[What you need to do]:
Each line should be copied exactly.

[Given entries]:
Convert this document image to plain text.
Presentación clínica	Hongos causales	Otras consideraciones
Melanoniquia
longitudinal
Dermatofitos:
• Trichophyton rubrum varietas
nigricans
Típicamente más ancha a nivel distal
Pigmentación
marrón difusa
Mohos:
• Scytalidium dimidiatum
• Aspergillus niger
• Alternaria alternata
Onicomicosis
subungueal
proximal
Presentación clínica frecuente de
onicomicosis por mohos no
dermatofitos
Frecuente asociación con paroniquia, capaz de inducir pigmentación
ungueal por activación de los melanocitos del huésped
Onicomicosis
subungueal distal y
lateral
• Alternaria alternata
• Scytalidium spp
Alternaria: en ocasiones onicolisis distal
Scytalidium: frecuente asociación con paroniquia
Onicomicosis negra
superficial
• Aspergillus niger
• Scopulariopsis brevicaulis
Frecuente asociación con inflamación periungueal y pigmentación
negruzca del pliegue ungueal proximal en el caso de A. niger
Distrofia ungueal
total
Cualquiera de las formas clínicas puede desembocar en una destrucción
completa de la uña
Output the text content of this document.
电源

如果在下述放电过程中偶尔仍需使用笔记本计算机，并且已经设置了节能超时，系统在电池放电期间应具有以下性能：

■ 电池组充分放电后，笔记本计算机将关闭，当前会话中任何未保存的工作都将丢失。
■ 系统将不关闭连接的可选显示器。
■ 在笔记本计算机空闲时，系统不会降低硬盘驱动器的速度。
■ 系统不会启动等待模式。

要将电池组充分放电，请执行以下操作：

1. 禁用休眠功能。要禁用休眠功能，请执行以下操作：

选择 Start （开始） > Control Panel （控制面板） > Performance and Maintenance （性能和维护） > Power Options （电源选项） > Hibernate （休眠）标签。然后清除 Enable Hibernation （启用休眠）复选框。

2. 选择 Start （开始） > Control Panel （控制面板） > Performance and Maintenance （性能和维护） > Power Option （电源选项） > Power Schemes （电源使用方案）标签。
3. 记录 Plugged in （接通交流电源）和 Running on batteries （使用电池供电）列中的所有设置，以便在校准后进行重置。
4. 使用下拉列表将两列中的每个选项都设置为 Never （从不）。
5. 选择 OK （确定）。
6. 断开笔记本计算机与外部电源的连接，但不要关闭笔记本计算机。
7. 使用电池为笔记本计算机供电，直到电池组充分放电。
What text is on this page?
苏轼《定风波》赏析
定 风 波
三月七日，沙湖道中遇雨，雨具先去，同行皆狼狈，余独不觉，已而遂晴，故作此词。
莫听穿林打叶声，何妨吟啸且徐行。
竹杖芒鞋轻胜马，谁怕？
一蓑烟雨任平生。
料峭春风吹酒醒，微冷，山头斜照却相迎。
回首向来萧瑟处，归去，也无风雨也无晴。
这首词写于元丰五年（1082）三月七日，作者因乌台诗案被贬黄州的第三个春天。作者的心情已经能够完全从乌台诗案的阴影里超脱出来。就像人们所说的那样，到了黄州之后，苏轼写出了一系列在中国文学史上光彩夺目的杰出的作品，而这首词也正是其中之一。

[The solution]:
Convert this document image to plain text.
Presentación clínica	Hongos causales	Otras consideraciones
Melanoniquia
longitudinal
Dermatofitos:
• Trichophyton rubrum varietas
nigricans
Típicamente más ancha a nivel distal
Pigmentación
marrón difusa
Mohos:
• Scytalidium dimidiatum
• Aspergillus niger
• Alternaria alternata
Onicomicosis
subungueal
proximal
Presentación clínica frecuente de
onicomicosis por mohos no
dermatofitos
Frecuente asociación con paroniquia, capaz de inducir pigmentación
ungueal por activación de los melanocitos del huésped
Onicomicosis
subungueal distal y
lateral
• Alternaria alternata
• Scytalidium spp
Alternaria: en ocasiones onicolisis distal
Scytalidium: frecuente asociación con paroniquia
Onicomicosis negra
superficial
• Aspergillus niger
• Scopulariopsis brevicaulis
Frecuente asociación con inflamación periungueal y pigmentación
negruzca del pliegue ungueal proximal en el caso de A. niger
Distrofia ungueal
total
Cualquiera de las formas clínicas puede desembocar en una destrucción
completa de la uña
Output the text content of this document.
电源

如果在下述放电过程中偶尔仍需使用笔记本计算机，并且已经设置了节能超时，系统在电池放电期间应具有以下性能：

■ 电池组充分放电后，笔记本计算机将关闭，当前会话中任何未保存的工作都将丢失。
■ 系统将不关闭连接的可选显示器。
■ 在笔记本计算机空闲时，系统不会降低硬盘驱动器的速度。
■ 系统不会启动等待模式。

要将电池组充分放电，请执行以下操作：

1. 禁用休眠功能。要禁用休眠功能，请执行以下操作：

选择 Start （开始） > Control Panel （控制面板） > Performance and Maintenance （性能和维护） > Power Options （电源选项） > Hibernate （休眠）标签。然后清除 Enable Hibernation （启用休眠）复选框。

2. 选择 Start （开始） > Control Panel （控制面板） > Performance and Maintenance （性能和维护） > Power Option （电源选项） > Power Schemes （电源使用方案）标签。
3. 记录 Plugged in （接通交流电源）和 Running on batteries （使用电池供电）列中的所有设置，以便在校准后进行重置。
4. 使用下拉列表将两列中的每个选项都设置为 Never （从不）。
5. 选择 OK （确定）。
6. 断开笔记本计算机与外部电源的连接，但不要关闭笔记本计算机。
7. 使用电池为笔记本计算机供电，直到电池组充分放电。
What text is on this page?
苏轼《定风波》赏析
定 风 波
三月七日，沙湖道中遇雨，雨具先去，同行皆狼狈，余独不觉，已而遂晴，故作此词。
莫听穿林打叶声，何妨吟啸且徐行。
竹杖芒鞋轻胜马，谁怕？
一蓑烟雨任平生。
料峭春风吹酒醒，微冷，山头斜照却相迎。
回首向来萧瑟处，归去，也无风雨也无晴。
这首词写于元丰五年（1082）三月七日，作者因乌台诗案被贬黄州的第三个春天。作者的心情已经能够完全从乌台诗案的阴影里超脱出来。就像人们所说的那样，到了黄州之后，苏轼写出了一系列在中国文学史上光彩夺目的杰出的作品，而这首词也正是其中之一。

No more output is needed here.